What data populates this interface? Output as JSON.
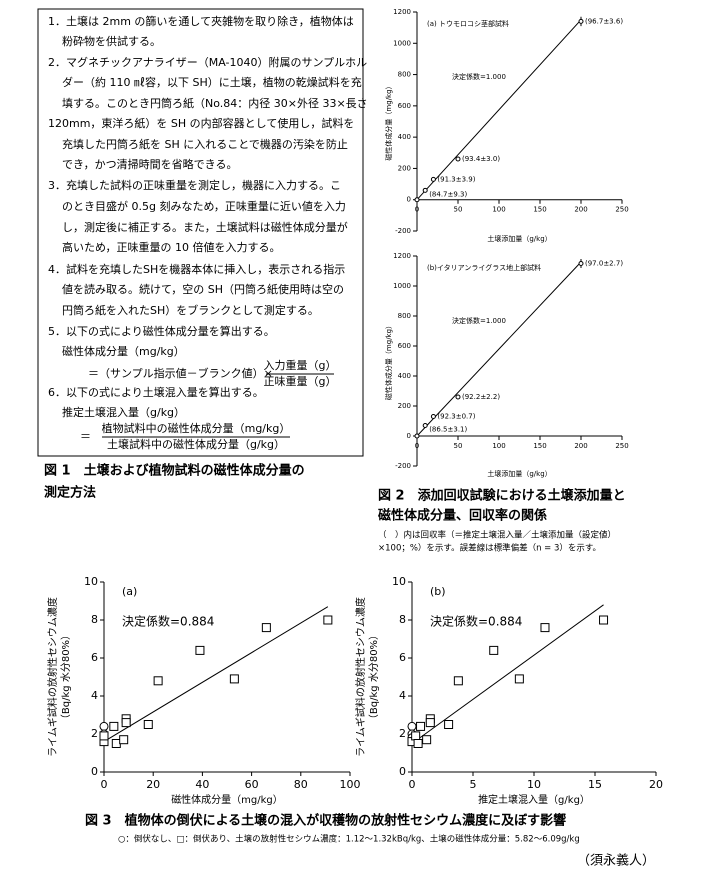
{
  "procedure": {
    "lines": [
      "1．土壌は 2mm の篩いを通して夾雑物を取り除き，植物体は",
      "粉砕物を供試する。",
      "2．マグネチックアナライザー（MA-1040）附属のサンプルホル",
      "ダー（約 110 ㎖容，以下 SH）に土壌，植物の乾燥試料を充",
      "填する。このとき円筒ろ紙（No.84：内径 30×外径 33×長さ",
      "120mm，東洋ろ紙）を SH の内部容器として使用し，試料を",
      "充填した円筒ろ紙を SH に入れることで機器の汚染を防止",
      "でき，かつ清掃時間を省略できる。",
      "3．充填した試料の正味重量を測定し，機器に入力する。こ",
      "のとき目盛が 0.5g 刻みなため，正味重量に近い値を入力",
      "し，測定後に補正する。また，土壌試料は磁性体成分量が",
      "高いため，正味重量の 10 倍値を入力する。",
      "4．試料を充填したSHを機器本体に挿入し，表示される指示",
      "値を読み取る。続けて，空の SH（円筒ろ紙使用時は空の",
      "円筒ろ紙を入れたSH）をブランクとして測定する。",
      "5．以下の式により磁性体成分量を算出する。",
      "磁性体成分量（mg/kg）"
    ],
    "formula1": {
      "lhs": "＝（サンプル指示値－ブランク値）×",
      "num": "入力重量（g）",
      "den": "正味重量（g）"
    },
    "lines2": [
      "6．以下の式により土壌混入量を算出する。",
      "推定土壌混入量（g/kg）"
    ],
    "formula2": {
      "lhs": "＝",
      "num": "植物試料中の磁性体成分量（mg/kg）",
      "den": "土壌試料中の磁性体成分量（g/kg）"
    }
  },
  "fig1_caption": [
    "図 1　土壌および植物試料の磁性体成分量の",
    "測定方法"
  ],
  "fig2_caption": [
    "図 2　添加回収試験における土壌添加量と",
    "磁性体成分量、回収率の関係"
  ],
  "fig2_note": [
    "（　）内は回収率（＝推定土壌混入量／土壌添加量（設定値）",
    "×100；%）を示す。誤差線は標準偏差（n = 3）を示す。"
  ],
  "fig3_caption": "図 3　植物体の倒伏による土壌の混入が収穫物の放射性セシウム濃度に及ぼす影響",
  "fig3_note": "○：倒伏なし、□：倒伏あり、土壌の放射性セシウム濃度：1.12～1.32kBq/kg、土壌の磁性体成分量：5.82～6.09g/kg",
  "author": "（須永義人）",
  "chart_data": [
    {
      "type": "scatter",
      "panel_label": "(a) トウモロコシ茎部試料",
      "r2_label": "決定係数=1.000",
      "xlabel": "土壌添加量（g/kg）",
      "ylabel": [
        "磁性体成分量（mg/kg）"
      ],
      "xlim": [
        0,
        250
      ],
      "xticks": [
        0,
        50,
        100,
        150,
        200,
        250
      ],
      "ylim": [
        -200,
        1200
      ],
      "yticks": [
        -200,
        0,
        200,
        400,
        600,
        800,
        1000,
        1200
      ],
      "series": [
        {
          "marker": "circle",
          "color": "#000000",
          "x": [
            0,
            10,
            20,
            50,
            200
          ],
          "values": [
            0,
            60,
            130,
            260,
            1140
          ],
          "errors": [
            0,
            0,
            0,
            0,
            30
          ],
          "point_labels": [
            null,
            "(84.7±9.3)",
            "(91.3±3.9)",
            "(93.4±3.0)",
            "(96.7±3.6)"
          ]
        }
      ],
      "fit": {
        "x": [
          0,
          200
        ],
        "y": [
          0,
          1150
        ]
      }
    },
    {
      "type": "scatter",
      "panel_label": "(b)イタリアンライグラス地上部試料",
      "r2_label": "決定係数=1.000",
      "xlabel": "土壌添加量（g/kg）",
      "ylabel": [
        "磁性体成分量（mg/kg）"
      ],
      "xlim": [
        0,
        250
      ],
      "xticks": [
        0,
        50,
        100,
        150,
        200,
        250
      ],
      "ylim": [
        -200,
        1200
      ],
      "yticks": [
        -200,
        0,
        200,
        400,
        600,
        800,
        1000,
        1200
      ],
      "series": [
        {
          "marker": "circle",
          "color": "#000000",
          "x": [
            0,
            10,
            20,
            50,
            200
          ],
          "values": [
            0,
            70,
            130,
            260,
            1150
          ],
          "errors": [
            0,
            0,
            0,
            0,
            30
          ],
          "point_labels": [
            null,
            "(86.5±3.1)",
            "(92.3±0.7)",
            "(92.2±2.2)",
            "(97.0±2.7)"
          ]
        }
      ],
      "fit": {
        "x": [
          0,
          200
        ],
        "y": [
          0,
          1160
        ]
      }
    },
    {
      "type": "scatter",
      "panel_label": "(a)",
      "r2_label": "決定係数=0.884",
      "xlabel": "磁性体成分量（mg/kg）",
      "ylabel": [
        "ライムギ試料の放射性セシウム濃度",
        "（Bq/kg 水分80%）"
      ],
      "xlim": [
        0,
        100
      ],
      "xticks": [
        0,
        20,
        40,
        60,
        80,
        100
      ],
      "ylim": [
        0,
        10
      ],
      "yticks": [
        0,
        2,
        4,
        6,
        8,
        10
      ],
      "series": [
        {
          "marker": "circle",
          "color": "#000000",
          "x": [
            0,
            0,
            0,
            0
          ],
          "values": [
            2.4,
            2.0,
            1.8,
            1.6
          ]
        },
        {
          "marker": "square",
          "color": "#000000",
          "x": [
            0,
            0,
            4,
            5,
            8,
            9,
            9,
            18,
            22,
            39,
            53,
            66,
            91
          ],
          "values": [
            1.6,
            1.9,
            2.4,
            1.5,
            1.7,
            2.8,
            2.6,
            2.5,
            4.8,
            6.4,
            4.9,
            7.6,
            8.0
          ]
        }
      ],
      "fit": {
        "x": [
          0,
          91
        ],
        "y": [
          1.6,
          8.7
        ]
      }
    },
    {
      "type": "scatter",
      "panel_label": "(b)",
      "r2_label": "決定係数=0.884",
      "xlabel": "推定土壌混入量（g/kg）",
      "ylabel": [
        "ライムギ試料の放射性セシウム濃度",
        "（Bq/kg 水分80%）"
      ],
      "xlim": [
        0,
        20
      ],
      "xticks": [
        0,
        5,
        10,
        15,
        20
      ],
      "ylim": [
        0,
        10
      ],
      "yticks": [
        0,
        2,
        4,
        6,
        8,
        10
      ],
      "series": [
        {
          "marker": "circle",
          "color": "#000000",
          "x": [
            0,
            0,
            0,
            0
          ],
          "values": [
            2.4,
            2.0,
            1.8,
            1.6
          ]
        },
        {
          "marker": "square",
          "color": "#000000",
          "x": [
            0,
            0.3,
            0.7,
            0.5,
            1.2,
            1.5,
            1.5,
            3,
            3.8,
            6.7,
            8.8,
            10.9,
            15.7
          ],
          "values": [
            1.6,
            1.9,
            2.4,
            1.5,
            1.7,
            2.8,
            2.6,
            2.5,
            4.8,
            6.4,
            4.9,
            7.6,
            8.0
          ]
        }
      ],
      "fit": {
        "x": [
          0,
          15.7
        ],
        "y": [
          1.5,
          8.8
        ]
      }
    }
  ]
}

▶ _What to do_
Across the data, tally the lines containing "推定土壌混入量" and give back the number alone.

▶ _Correct output_
3